(Dataset listings of figures)

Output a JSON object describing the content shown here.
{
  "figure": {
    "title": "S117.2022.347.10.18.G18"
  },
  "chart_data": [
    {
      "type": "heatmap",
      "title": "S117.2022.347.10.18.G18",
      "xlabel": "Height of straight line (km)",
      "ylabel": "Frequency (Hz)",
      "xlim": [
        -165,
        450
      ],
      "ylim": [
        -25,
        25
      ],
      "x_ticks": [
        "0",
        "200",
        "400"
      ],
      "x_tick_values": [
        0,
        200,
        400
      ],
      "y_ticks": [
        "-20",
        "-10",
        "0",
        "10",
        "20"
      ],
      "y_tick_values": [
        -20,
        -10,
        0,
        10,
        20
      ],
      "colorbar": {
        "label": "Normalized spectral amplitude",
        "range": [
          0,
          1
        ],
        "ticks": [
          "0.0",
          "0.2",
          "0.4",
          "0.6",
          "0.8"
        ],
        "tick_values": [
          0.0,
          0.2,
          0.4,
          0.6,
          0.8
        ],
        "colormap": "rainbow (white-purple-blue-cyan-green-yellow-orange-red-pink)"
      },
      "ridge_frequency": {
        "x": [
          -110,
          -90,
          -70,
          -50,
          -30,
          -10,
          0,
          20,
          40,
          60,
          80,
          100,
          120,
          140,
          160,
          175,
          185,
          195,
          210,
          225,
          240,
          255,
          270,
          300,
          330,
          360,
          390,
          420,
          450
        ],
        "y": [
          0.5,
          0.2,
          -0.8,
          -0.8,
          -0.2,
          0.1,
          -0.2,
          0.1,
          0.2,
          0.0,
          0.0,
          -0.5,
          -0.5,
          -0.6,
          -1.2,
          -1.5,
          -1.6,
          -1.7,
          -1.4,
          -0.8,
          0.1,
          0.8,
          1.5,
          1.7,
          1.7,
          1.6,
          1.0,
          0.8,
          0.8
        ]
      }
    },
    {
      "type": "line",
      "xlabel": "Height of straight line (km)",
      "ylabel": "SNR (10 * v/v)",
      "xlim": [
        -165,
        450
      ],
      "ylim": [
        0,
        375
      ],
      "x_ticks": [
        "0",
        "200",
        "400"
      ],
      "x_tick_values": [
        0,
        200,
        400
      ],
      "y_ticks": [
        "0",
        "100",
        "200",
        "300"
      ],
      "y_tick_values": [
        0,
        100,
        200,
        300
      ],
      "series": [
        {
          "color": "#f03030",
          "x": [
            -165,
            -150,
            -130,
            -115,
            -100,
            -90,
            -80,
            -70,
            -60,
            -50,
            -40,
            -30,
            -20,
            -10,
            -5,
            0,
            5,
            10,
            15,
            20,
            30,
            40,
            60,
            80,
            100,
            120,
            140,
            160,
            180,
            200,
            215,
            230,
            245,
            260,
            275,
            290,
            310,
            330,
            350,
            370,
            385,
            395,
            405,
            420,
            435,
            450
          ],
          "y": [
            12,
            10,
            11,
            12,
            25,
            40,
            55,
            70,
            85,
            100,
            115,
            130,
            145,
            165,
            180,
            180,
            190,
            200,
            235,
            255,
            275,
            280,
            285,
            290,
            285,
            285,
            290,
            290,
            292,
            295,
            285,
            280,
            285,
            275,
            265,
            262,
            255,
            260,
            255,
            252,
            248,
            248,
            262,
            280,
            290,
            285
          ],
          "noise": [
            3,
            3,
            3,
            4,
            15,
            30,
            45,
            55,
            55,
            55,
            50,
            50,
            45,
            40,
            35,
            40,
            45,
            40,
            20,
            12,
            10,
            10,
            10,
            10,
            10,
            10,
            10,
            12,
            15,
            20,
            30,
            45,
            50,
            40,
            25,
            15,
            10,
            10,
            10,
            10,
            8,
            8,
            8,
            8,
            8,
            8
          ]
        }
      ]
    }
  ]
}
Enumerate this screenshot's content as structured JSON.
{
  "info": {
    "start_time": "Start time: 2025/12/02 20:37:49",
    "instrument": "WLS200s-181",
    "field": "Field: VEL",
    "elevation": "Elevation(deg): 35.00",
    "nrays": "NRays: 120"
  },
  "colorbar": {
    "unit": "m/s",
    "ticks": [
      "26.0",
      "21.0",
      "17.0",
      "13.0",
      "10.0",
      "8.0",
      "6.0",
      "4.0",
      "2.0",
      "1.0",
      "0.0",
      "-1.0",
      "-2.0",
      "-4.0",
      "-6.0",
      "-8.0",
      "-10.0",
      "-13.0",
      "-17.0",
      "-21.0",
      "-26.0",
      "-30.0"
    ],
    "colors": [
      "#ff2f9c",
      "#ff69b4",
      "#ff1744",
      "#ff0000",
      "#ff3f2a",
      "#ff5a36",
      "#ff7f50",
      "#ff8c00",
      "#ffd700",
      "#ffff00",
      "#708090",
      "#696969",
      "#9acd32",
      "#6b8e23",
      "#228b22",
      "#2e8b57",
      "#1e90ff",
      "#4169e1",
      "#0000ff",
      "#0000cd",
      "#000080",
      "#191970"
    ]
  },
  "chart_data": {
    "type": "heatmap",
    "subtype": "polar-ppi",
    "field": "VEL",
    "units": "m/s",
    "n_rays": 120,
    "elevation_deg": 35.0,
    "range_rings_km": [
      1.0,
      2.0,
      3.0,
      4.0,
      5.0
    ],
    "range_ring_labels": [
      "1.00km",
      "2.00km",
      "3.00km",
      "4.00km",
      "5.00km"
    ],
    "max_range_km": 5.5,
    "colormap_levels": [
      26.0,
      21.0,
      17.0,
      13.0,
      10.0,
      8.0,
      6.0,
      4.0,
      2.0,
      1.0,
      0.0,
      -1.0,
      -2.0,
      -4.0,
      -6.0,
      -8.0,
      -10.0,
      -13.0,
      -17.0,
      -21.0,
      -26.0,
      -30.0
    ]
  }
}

§ **Exercise brief**
Every line of the data above should be copied exactly.

§ **Result for this exercise**
Output a JSON object describing the content shown here.
{
  "figure": {
    "title": "S117.2022.347.10.18.G18"
  },
  "chart_data": [
    {
      "type": "heatmap",
      "title": "S117.2022.347.10.18.G18",
      "xlabel": "Height of straight line (km)",
      "ylabel": "Frequency (Hz)",
      "xlim": [
        -165,
        450
      ],
      "ylim": [
        -25,
        25
      ],
      "x_ticks": [
        "0",
        "200",
        "400"
      ],
      "x_tick_values": [
        0,
        200,
        400
      ],
      "y_ticks": [
        "-20",
        "-10",
        "0",
        "10",
        "20"
      ],
      "y_tick_values": [
        -20,
        -10,
        0,
        10,
        20
      ],
      "colorbar": {
        "label": "Normalized spectral amplitude",
        "range": [
          0,
          1
        ],
        "ticks": [
          "0.0",
          "0.2",
          "0.4",
          "0.6",
          "0.8"
        ],
        "tick_values": [
          0.0,
          0.2,
          0.4,
          0.6,
          0.8
        ],
        "colormap": "rainbow (white-purple-blue-cyan-green-yellow-orange-red-pink)"
      },
      "ridge_frequency": {
        "x": [
          -110,
          -90,
          -70,
          -50,
          -30,
          -10,
          0,
          20,
          40,
          60,
          80,
          100,
          120,
          140,
          160,
          175,
          185,
          195,
          210,
          225,
          240,
          255,
          270,
          300,
          330,
          360,
          390,
          420,
          450
        ],
        "y": [
          0.5,
          0.2,
          -0.8,
          -0.8,
          -0.2,
          0.1,
          -0.2,
          0.1,
          0.2,
          0.0,
          0.0,
          -0.5,
          -0.5,
          -0.6,
          -1.2,
          -1.5,
          -1.6,
          -1.7,
          -1.4,
          -0.8,
          0.1,
          0.8,
          1.5,
          1.7,
          1.7,
          1.6,
          1.0,
          0.8,
          0.8
        ]
      }
    },
    {
      "type": "line",
      "xlabel": "Height of straight line (km)",
      "ylabel": "SNR (10 * v/v)",
      "xlim": [
        -165,
        450
      ],
      "ylim": [
        0,
        375
      ],
      "x_ticks": [
        "0",
        "200",
        "400"
      ],
      "x_tick_values": [
        0,
        200,
        400
      ],
      "y_ticks": [
        "0",
        "100",
        "200",
        "300"
      ],
      "y_tick_values": [
        0,
        100,
        200,
        300
      ],
      "series": [
        {
          "color": "#f03030",
          "x": [
            -165,
            -150,
            -130,
            -115,
            -100,
            -90,
            -80,
            -70,
            -60,
            -50,
            -40,
            -30,
            -20,
            -10,
            -5,
            0,
            5,
            10,
            15,
            20,
            30,
            40,
            60,
            80,
            100,
            120,
            140,
            160,
            180,
            200,
            215,
            230,
            245,
            260,
            275,
            290,
            310,
            330,
            350,
            370,
            385,
            395,
            405,
            420,
            435,
            450
          ],
          "y": [
            12,
            10,
            11,
            12,
            25,
            40,
            55,
            70,
            85,
            100,
            115,
            130,
            145,
            165,
            180,
            180,
            190,
            200,
            235,
            255,
            275,
            280,
            285,
            290,
            285,
            285,
            290,
            290,
            292,
            295,
            285,
            280,
            285,
            275,
            265,
            262,
            255,
            260,
            255,
            252,
            248,
            248,
            262,
            280,
            290,
            285
          ],
          "noise": [
            3,
            3,
            3,
            4,
            15,
            30,
            45,
            55,
            55,
            55,
            50,
            50,
            45,
            40,
            35,
            40,
            45,
            40,
            20,
            12,
            10,
            10,
            10,
            10,
            10,
            10,
            10,
            12,
            15,
            20,
            30,
            45,
            50,
            40,
            25,
            15,
            10,
            10,
            10,
            10,
            8,
            8,
            8,
            8,
            8,
            8
          ]
        }
      ]
    }
  ]
}
Enumerate this screenshot's content as structured JSON.
{
  "info": {
    "start_time": "Start time: 2025/12/02 20:37:49",
    "instrument": "WLS200s-181",
    "field": "Field: VEL",
    "elevation": "Elevation(deg): 35.00",
    "nrays": "NRays: 120"
  },
  "colorbar": {
    "unit": "m/s",
    "ticks": [
      "26.0",
      "21.0",
      "17.0",
      "13.0",
      "10.0",
      "8.0",
      "6.0",
      "4.0",
      "2.0",
      "1.0",
      "0.0",
      "-1.0",
      "-2.0",
      "-4.0",
      "-6.0",
      "-8.0",
      "-10.0",
      "-13.0",
      "-17.0",
      "-21.0",
      "-26.0",
      "-30.0"
    ],
    "colors": [
      "#ff2f9c",
      "#ff69b4",
      "#ff1744",
      "#ff0000",
      "#ff3f2a",
      "#ff5a36",
      "#ff7f50",
      "#ff8c00",
      "#ffd700",
      "#ffff00",
      "#708090",
      "#696969",
      "#9acd32",
      "#6b8e23",
      "#228b22",
      "#2e8b57",
      "#1e90ff",
      "#4169e1",
      "#0000ff",
      "#0000cd",
      "#000080",
      "#191970"
    ]
  },
  "chart_data": {
    "type": "heatmap",
    "subtype": "polar-ppi",
    "field": "VEL",
    "units": "m/s",
    "n_rays": 120,
    "elevation_deg": 35.0,
    "range_rings_km": [
      1.0,
      2.0,
      3.0,
      4.0,
      5.0
    ],
    "range_ring_labels": [
      "1.00km",
      "2.00km",
      "3.00km",
      "4.00km",
      "5.00km"
    ],
    "max_range_km": 5.5,
    "colormap_levels": [
      26.0,
      21.0,
      17.0,
      13.0,
      10.0,
      8.0,
      6.0,
      4.0,
      2.0,
      1.0,
      0.0,
      -1.0,
      -2.0,
      -4.0,
      -6.0,
      -8.0,
      -10.0,
      -13.0,
      -17.0,
      -21.0,
      -26.0,
      -30.0
    ]
  }
}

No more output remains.